#### What to do:
Using the listing below, extract each line that has the word "zijn" in it.

#### Information given:
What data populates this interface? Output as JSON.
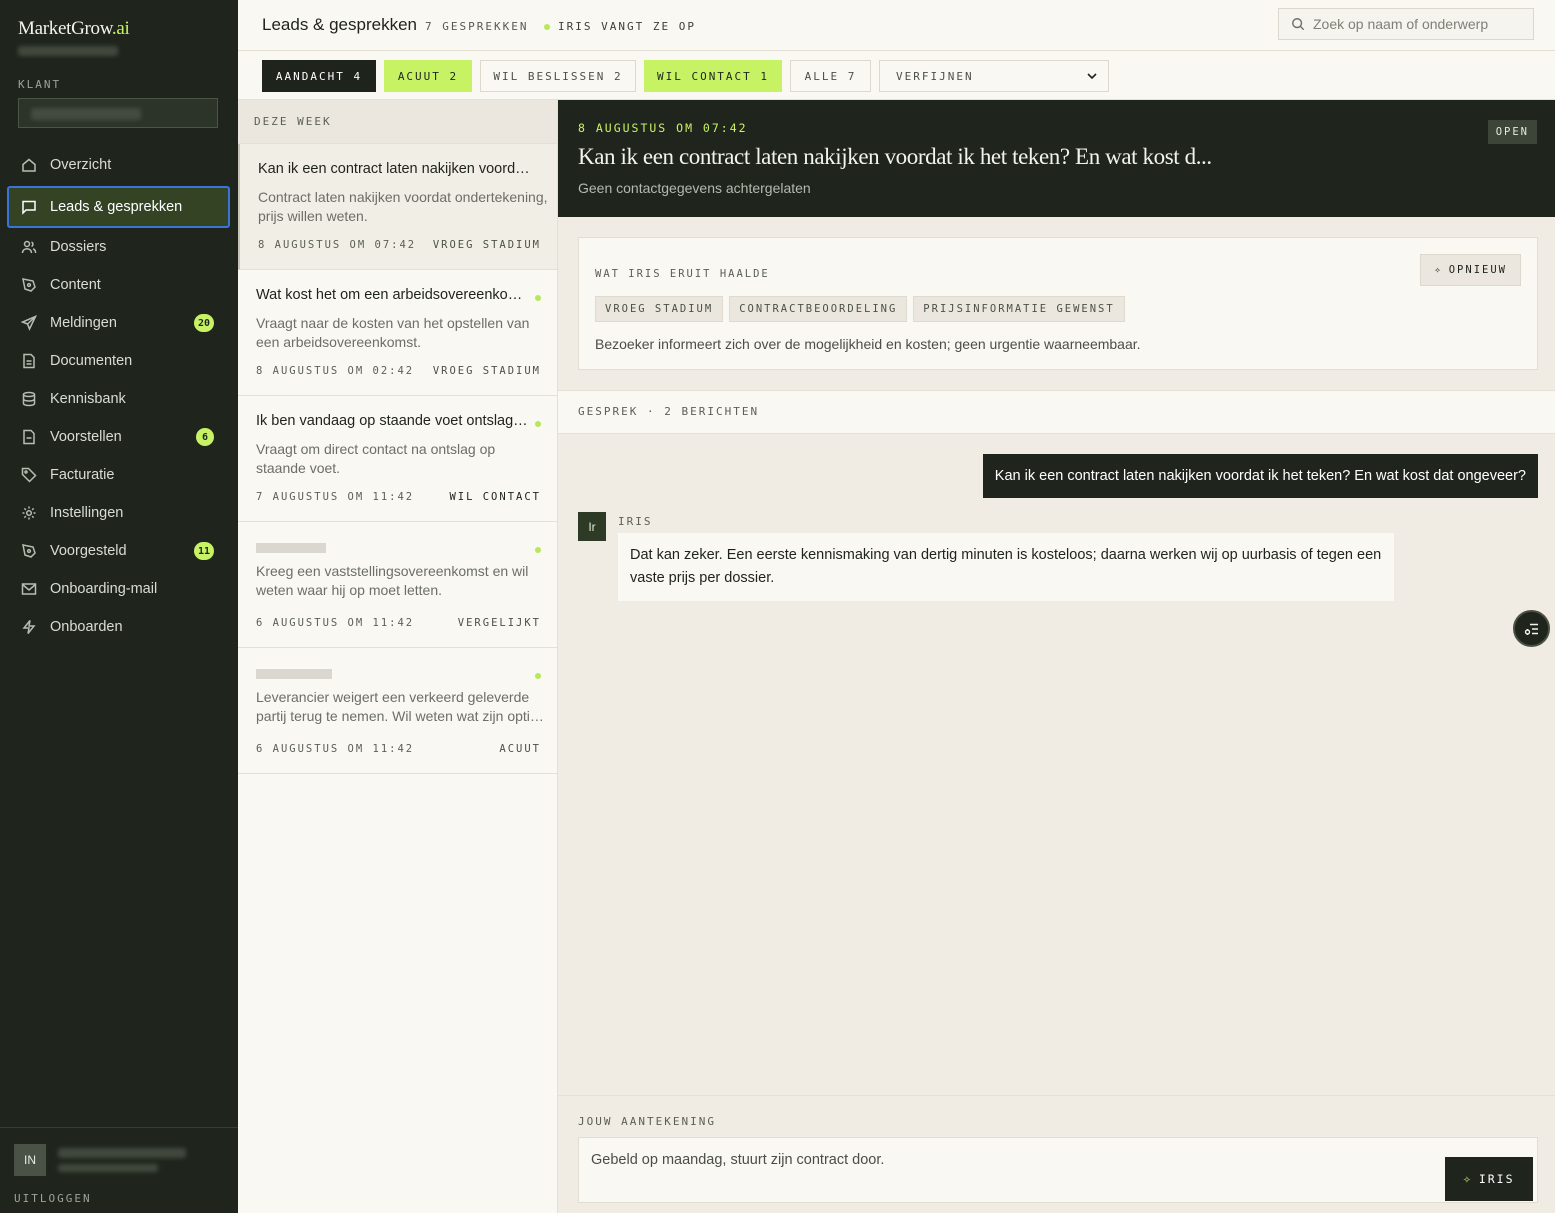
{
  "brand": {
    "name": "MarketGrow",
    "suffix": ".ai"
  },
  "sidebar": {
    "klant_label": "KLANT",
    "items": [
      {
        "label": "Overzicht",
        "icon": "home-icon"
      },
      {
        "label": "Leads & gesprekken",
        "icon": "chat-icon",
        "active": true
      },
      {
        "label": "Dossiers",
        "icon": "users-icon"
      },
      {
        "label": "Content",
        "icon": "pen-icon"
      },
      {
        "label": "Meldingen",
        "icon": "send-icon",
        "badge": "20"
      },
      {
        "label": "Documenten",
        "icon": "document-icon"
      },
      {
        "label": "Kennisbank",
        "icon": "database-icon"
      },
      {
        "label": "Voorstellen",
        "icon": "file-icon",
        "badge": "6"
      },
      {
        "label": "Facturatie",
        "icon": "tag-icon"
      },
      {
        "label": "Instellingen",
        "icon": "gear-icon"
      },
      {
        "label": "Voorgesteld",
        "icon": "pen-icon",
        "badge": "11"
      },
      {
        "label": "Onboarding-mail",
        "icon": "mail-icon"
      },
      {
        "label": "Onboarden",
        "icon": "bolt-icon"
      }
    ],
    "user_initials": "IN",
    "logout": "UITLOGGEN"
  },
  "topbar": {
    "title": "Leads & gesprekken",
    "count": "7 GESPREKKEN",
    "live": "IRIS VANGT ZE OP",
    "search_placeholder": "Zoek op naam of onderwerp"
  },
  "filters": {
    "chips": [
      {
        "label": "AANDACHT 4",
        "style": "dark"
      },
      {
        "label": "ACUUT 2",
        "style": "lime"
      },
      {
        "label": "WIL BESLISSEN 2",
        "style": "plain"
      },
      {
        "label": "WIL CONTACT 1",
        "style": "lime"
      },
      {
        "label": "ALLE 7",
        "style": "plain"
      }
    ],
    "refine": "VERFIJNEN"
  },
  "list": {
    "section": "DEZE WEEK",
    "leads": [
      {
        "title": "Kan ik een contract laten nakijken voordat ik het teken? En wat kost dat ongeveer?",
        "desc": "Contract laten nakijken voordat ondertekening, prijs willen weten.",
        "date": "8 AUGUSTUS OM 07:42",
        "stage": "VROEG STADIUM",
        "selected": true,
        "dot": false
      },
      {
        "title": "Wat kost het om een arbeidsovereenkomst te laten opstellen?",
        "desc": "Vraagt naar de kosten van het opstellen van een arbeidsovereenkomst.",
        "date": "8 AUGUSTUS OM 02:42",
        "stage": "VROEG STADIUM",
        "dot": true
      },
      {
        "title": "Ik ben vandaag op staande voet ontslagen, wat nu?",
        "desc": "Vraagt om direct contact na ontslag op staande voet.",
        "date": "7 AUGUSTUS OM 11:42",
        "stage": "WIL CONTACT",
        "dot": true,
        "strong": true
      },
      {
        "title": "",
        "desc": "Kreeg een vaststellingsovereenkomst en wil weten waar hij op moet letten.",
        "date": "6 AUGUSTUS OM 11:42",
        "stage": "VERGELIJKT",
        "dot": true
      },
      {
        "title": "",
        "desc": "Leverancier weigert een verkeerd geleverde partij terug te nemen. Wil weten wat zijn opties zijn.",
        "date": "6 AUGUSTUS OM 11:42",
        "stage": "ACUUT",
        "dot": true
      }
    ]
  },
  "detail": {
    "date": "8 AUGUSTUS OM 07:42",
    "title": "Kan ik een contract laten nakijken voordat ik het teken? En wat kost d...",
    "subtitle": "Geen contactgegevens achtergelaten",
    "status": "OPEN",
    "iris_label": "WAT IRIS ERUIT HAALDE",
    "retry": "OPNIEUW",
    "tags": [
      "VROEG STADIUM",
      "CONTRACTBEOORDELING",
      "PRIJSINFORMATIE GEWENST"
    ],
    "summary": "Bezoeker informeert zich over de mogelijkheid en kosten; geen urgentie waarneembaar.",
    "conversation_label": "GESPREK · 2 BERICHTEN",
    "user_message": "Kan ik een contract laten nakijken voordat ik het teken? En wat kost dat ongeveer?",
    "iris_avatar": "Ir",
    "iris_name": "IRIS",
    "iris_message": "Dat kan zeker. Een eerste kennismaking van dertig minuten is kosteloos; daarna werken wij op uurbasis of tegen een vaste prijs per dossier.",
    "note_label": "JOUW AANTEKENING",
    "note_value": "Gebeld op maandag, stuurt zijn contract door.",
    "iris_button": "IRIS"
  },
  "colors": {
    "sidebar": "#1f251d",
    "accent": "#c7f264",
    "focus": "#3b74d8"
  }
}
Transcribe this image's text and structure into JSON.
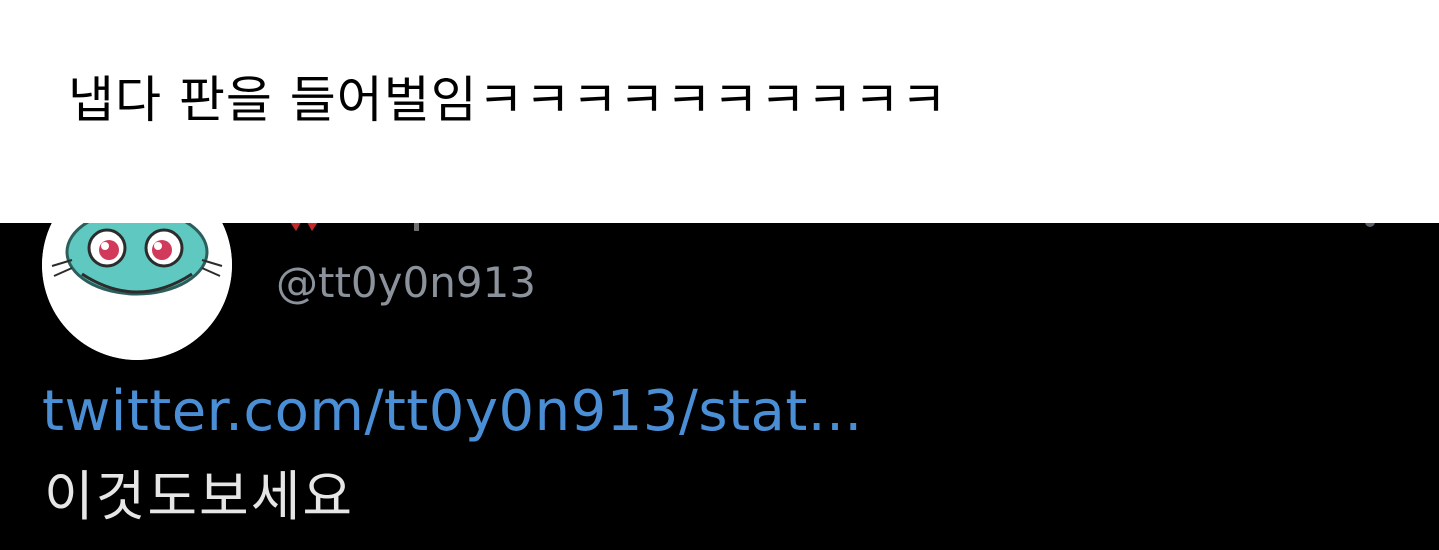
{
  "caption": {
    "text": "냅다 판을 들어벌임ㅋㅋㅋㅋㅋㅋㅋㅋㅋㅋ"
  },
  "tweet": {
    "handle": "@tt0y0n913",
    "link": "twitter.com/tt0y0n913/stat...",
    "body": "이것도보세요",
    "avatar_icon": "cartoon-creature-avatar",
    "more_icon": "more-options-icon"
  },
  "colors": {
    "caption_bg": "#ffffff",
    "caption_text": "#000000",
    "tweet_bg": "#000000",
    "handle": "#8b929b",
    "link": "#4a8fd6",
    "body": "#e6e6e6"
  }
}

--

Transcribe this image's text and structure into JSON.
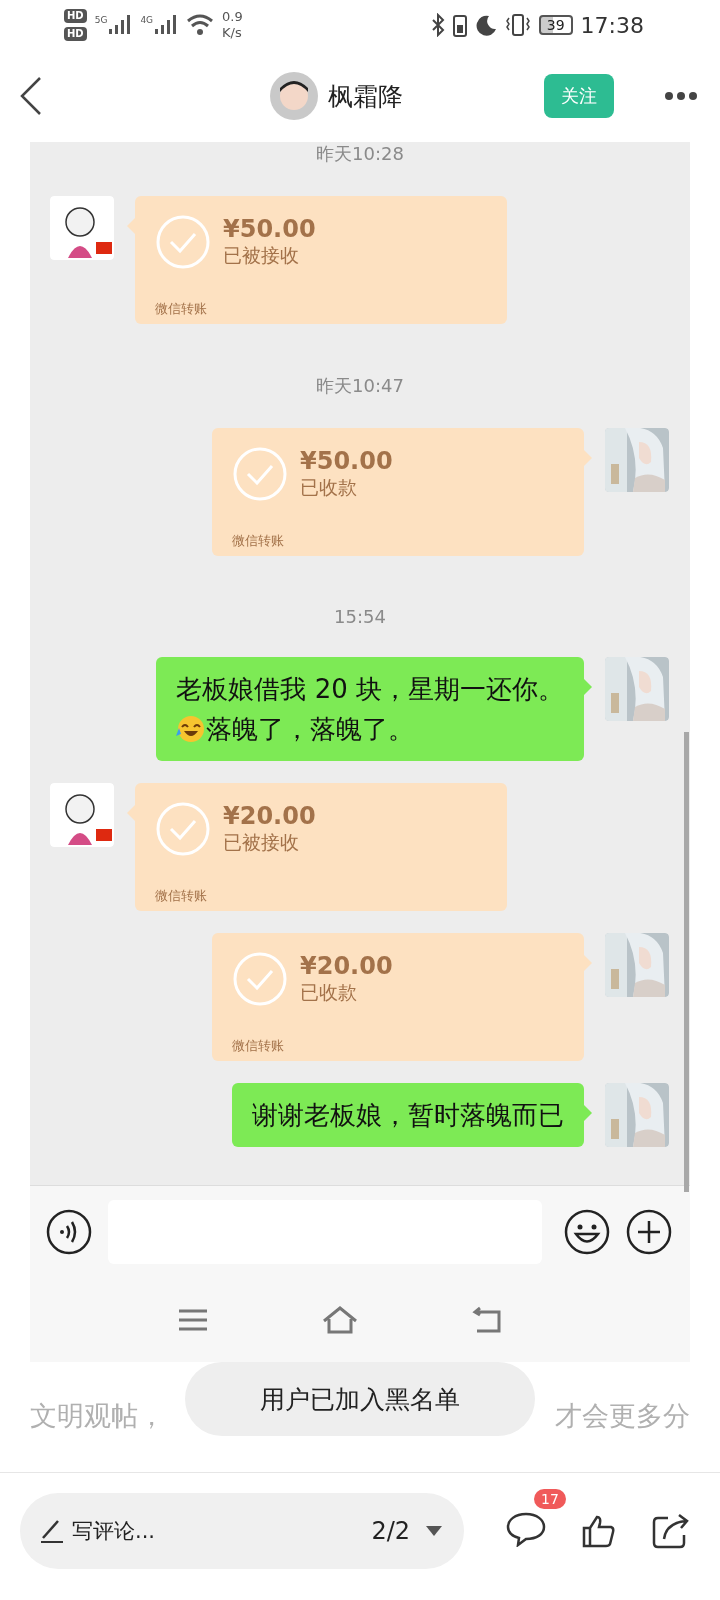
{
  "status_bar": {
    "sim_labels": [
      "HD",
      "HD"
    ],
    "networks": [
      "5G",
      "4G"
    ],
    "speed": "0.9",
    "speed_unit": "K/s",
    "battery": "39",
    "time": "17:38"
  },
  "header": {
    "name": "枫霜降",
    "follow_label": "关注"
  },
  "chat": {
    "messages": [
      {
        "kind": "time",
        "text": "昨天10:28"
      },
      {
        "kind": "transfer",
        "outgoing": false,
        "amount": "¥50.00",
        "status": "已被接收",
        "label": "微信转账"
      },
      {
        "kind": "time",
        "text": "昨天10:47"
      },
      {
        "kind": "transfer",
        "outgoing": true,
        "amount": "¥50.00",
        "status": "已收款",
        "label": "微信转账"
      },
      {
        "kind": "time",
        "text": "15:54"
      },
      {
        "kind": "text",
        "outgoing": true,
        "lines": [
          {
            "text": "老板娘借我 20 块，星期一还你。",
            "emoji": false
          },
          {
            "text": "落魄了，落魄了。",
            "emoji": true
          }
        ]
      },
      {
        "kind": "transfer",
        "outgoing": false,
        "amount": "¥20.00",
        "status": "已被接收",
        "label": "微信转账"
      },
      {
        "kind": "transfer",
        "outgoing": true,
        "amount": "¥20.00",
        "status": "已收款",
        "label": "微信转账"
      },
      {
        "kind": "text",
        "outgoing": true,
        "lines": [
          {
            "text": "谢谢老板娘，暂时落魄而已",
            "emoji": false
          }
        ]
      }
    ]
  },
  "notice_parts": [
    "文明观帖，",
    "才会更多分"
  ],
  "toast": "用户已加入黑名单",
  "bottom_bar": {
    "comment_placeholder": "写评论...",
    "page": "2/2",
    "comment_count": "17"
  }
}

---

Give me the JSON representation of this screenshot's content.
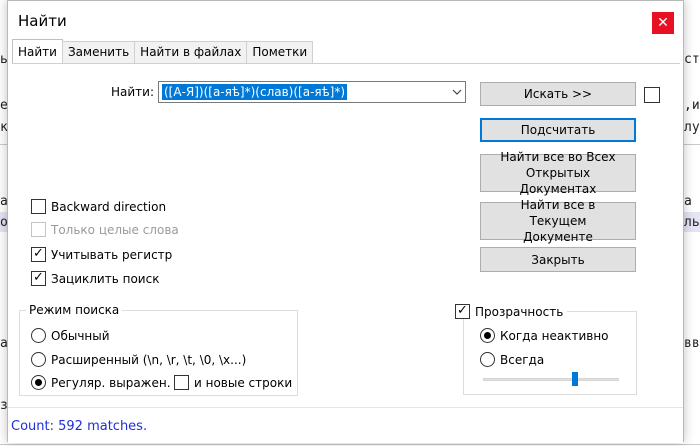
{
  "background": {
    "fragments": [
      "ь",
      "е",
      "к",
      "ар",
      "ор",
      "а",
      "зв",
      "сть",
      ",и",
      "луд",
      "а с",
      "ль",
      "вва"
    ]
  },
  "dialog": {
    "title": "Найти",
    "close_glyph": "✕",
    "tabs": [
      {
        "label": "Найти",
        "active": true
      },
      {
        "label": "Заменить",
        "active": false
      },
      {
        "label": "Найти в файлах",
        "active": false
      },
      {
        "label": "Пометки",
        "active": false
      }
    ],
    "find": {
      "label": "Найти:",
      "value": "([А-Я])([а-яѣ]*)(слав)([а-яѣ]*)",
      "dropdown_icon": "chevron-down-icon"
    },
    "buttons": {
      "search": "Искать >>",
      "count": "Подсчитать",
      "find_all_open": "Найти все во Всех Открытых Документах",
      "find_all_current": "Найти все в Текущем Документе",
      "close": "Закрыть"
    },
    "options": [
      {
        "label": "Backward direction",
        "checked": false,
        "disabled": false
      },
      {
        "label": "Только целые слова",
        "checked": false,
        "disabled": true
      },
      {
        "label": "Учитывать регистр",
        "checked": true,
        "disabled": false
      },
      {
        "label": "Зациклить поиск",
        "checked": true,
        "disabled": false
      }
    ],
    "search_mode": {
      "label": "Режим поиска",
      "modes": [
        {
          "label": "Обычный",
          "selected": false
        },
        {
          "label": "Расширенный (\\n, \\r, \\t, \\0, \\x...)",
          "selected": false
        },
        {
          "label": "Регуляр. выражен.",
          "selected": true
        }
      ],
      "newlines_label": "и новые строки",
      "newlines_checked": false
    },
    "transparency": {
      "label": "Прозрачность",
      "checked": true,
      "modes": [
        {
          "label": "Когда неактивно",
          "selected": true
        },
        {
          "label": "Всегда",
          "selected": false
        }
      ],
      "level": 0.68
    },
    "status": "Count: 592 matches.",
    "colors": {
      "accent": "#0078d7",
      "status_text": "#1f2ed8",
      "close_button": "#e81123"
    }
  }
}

#### Response:
        "desc": "Leverancier weigert een verkeerd geleverde partij terug te nemen. Wil weten wat zijn opties zijn.",
    "note_value": "Gebeld op maandag, stuurt zijn contract door.",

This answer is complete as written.